:: SHORT TASK ::
Write out the listing below again, precisely as it is given.

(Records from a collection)
------------------------
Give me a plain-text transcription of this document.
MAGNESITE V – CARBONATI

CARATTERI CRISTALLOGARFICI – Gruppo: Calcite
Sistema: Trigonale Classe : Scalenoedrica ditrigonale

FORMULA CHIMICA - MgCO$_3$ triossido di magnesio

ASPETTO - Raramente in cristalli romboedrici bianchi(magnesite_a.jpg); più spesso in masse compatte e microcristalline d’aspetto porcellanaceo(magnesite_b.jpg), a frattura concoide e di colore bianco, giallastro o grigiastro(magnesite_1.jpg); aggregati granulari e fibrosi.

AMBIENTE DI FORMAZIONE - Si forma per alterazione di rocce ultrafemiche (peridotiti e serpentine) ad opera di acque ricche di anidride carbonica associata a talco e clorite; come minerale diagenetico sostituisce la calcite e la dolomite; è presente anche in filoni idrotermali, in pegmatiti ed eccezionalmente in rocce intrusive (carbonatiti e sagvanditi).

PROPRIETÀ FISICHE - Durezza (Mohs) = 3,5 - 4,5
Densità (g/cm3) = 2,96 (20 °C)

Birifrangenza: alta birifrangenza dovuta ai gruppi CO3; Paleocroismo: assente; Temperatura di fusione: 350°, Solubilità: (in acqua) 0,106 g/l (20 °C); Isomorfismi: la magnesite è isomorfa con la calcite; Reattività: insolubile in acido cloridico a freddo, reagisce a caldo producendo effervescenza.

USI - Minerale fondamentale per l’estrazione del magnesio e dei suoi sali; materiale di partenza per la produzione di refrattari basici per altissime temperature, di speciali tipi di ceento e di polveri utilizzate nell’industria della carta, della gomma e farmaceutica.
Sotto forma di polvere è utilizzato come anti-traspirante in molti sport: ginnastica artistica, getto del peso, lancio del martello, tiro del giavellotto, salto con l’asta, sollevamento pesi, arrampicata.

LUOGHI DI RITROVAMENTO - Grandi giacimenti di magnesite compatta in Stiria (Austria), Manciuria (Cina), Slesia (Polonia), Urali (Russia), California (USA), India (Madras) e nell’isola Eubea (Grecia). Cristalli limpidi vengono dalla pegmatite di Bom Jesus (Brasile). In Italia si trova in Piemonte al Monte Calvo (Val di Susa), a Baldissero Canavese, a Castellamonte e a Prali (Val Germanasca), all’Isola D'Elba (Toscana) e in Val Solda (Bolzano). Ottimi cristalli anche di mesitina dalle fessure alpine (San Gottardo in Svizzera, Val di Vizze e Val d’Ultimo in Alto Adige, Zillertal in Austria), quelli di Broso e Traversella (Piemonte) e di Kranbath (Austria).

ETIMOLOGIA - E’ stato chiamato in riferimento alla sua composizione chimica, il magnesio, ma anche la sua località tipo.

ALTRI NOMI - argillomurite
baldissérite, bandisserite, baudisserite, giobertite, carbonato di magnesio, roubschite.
------------------------
:: THE REPLY ::
Give me a plain-text transcription of this document.
MAGNESITE V – CARBONATI

CARATTERI CRISTALLOGARFICI – Gruppo: Calcite
Sistema: Trigonale Classe : Scalenoedrica ditrigonale

FORMULA CHIMICA - MgCO$_3$ triossido di magnesio

ASPETTO - Raramente in cristalli romboedrici bianchi(magnesite_a.jpg); più spesso in masse compatte e microcristalline d’aspetto porcellanaceo(magnesite_b.jpg), a frattura concoide e di colore bianco, giallastro o grigiastro(magnesite_1.jpg); aggregati granulari e fibrosi.

AMBIENTE DI FORMAZIONE - Si forma per alterazione di rocce ultrafemiche (peridotiti e serpentine) ad opera di acque ricche di anidride carbonica associata a talco e clorite; come minerale diagenetico sostituisce la calcite e la dolomite; è presente anche in filoni idrotermali, in pegmatiti ed eccezionalmente in rocce intrusive (carbonatiti e sagvanditi).

PROPRIETÀ FISICHE - Durezza (Mohs) = 3,5 - 4,5
Densità (g/cm3) = 2,96 (20 °C)

Birifrangenza: alta birifrangenza dovuta ai gruppi CO3; Paleocroismo: assente; Temperatura di fusione: 350°, Solubilità: (in acqua) 0,106 g/l (20 °C); Isomorfismi: la magnesite è isomorfa con la calcite; Reattività: insolubile in acido cloridico a freddo, reagisce a caldo producendo effervescenza.

USI - Minerale fondamentale per l’estrazione del magnesio e dei suoi sali; materiale di partenza per la produzione di refrattari basici per altissime temperature, di speciali tipi di ceento e di polveri utilizzate nell’industria della carta, della gomma e farmaceutica.
Sotto forma di polvere è utilizzato come anti-traspirante in molti sport: ginnastica artistica, getto del peso, lancio del martello, tiro del giavellotto, salto con l’asta, sollevamento pesi, arrampicata.

LUOGHI DI RITROVAMENTO - Grandi giacimenti di magnesite compatta in Stiria (Austria), Manciuria (Cina), Slesia (Polonia), Urali (Russia), California (USA), India (Madras) e nell’isola Eubea (Grecia). Cristalli limpidi vengono dalla pegmatite di Bom Jesus (Brasile). In Italia si trova in Piemonte al Monte Calvo (Val di Susa), a Baldissero Canavese, a Castellamonte e a Prali (Val Germanasca), all’Isola D'Elba (Toscana) e in Val Solda (Bolzano). Ottimi cristalli anche di mesitina dalle fessure alpine (San Gottardo in Svizzera, Val di Vizze e Val d’Ultimo in Alto Adige, Zillertal in Austria), quelli di Broso e Traversella (Piemonte) e di Kranbath (Austria).

ETIMOLOGIA - E’ stato chiamato in riferimento alla sua composizione chimica, il magnesio, ma anche la sua località tipo.

ALTRI NOMI - argillomurite
baldissérite, bandisserite, baudisserite, giobertite, carbonato di magnesio, roubschite.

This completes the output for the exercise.